| Task |
Faithfully return all lines, omitting every embedded picture.

| Stored dataset items |
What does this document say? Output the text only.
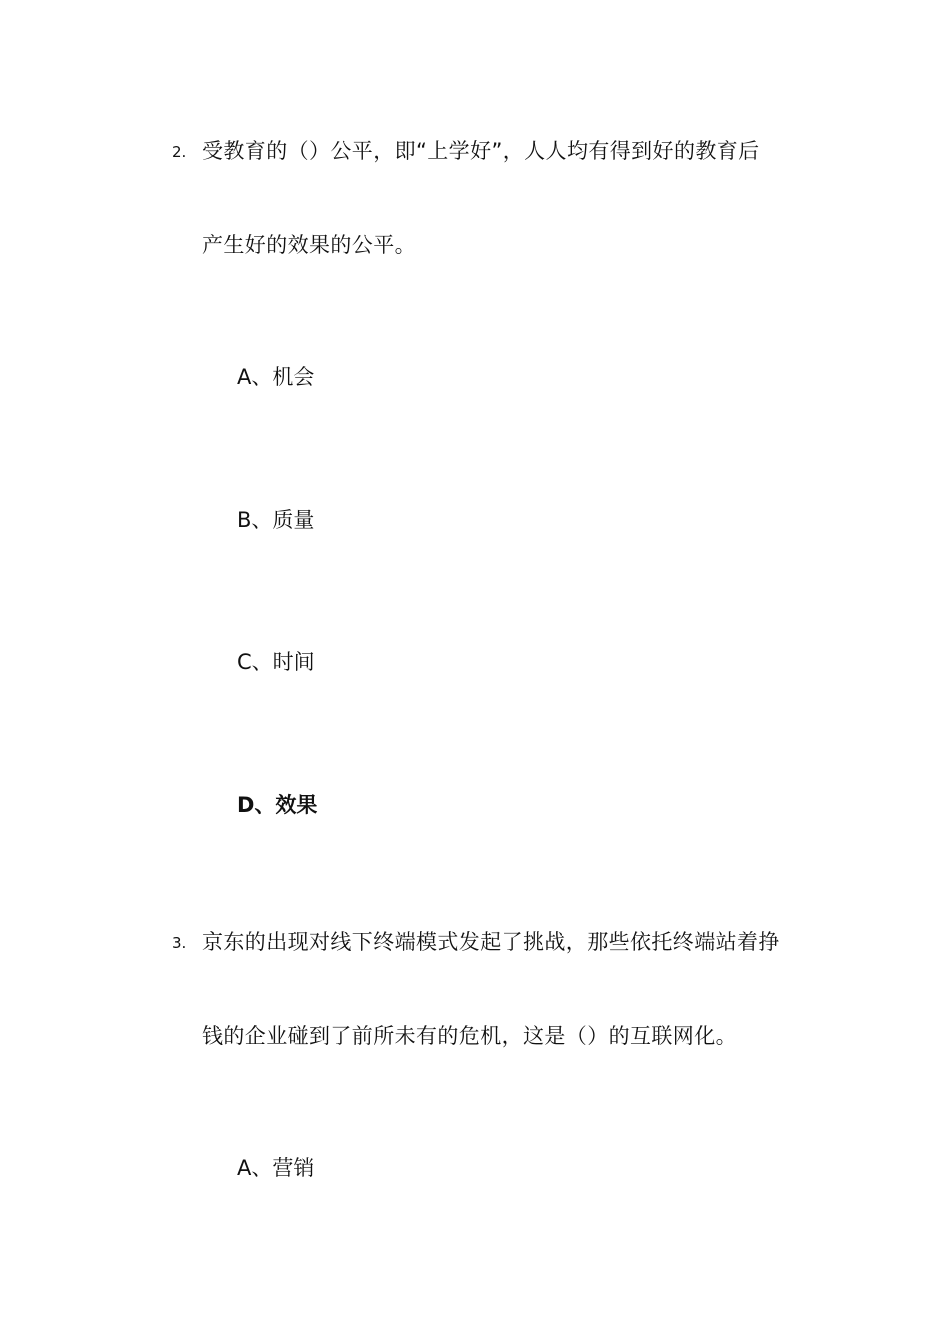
2. 受教育的（）公平，即“上学好”，人人均有得到好的教育后
产生好的效果的公平。
A、机会
B、质量
C、时间
D、效果
3. 京东的出现对线下终端模式发起了挑战，那些依托终端站着挣
钱的企业碰到了前所未有的危机，这是（）的互联网化。
A、营销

| Final result |
What does this document say? Output the text only.
2. 受教育的（）公平，即“上学好”，人人均有得到好的教育后
产生好的效果的公平。
A、机会
B、质量
C、时间
D、效果
3. 京东的出现对线下终端模式发起了挑战，那些依托终端站着挣
钱的企业碰到了前所未有的危机，这是（）的互联网化。
A、营销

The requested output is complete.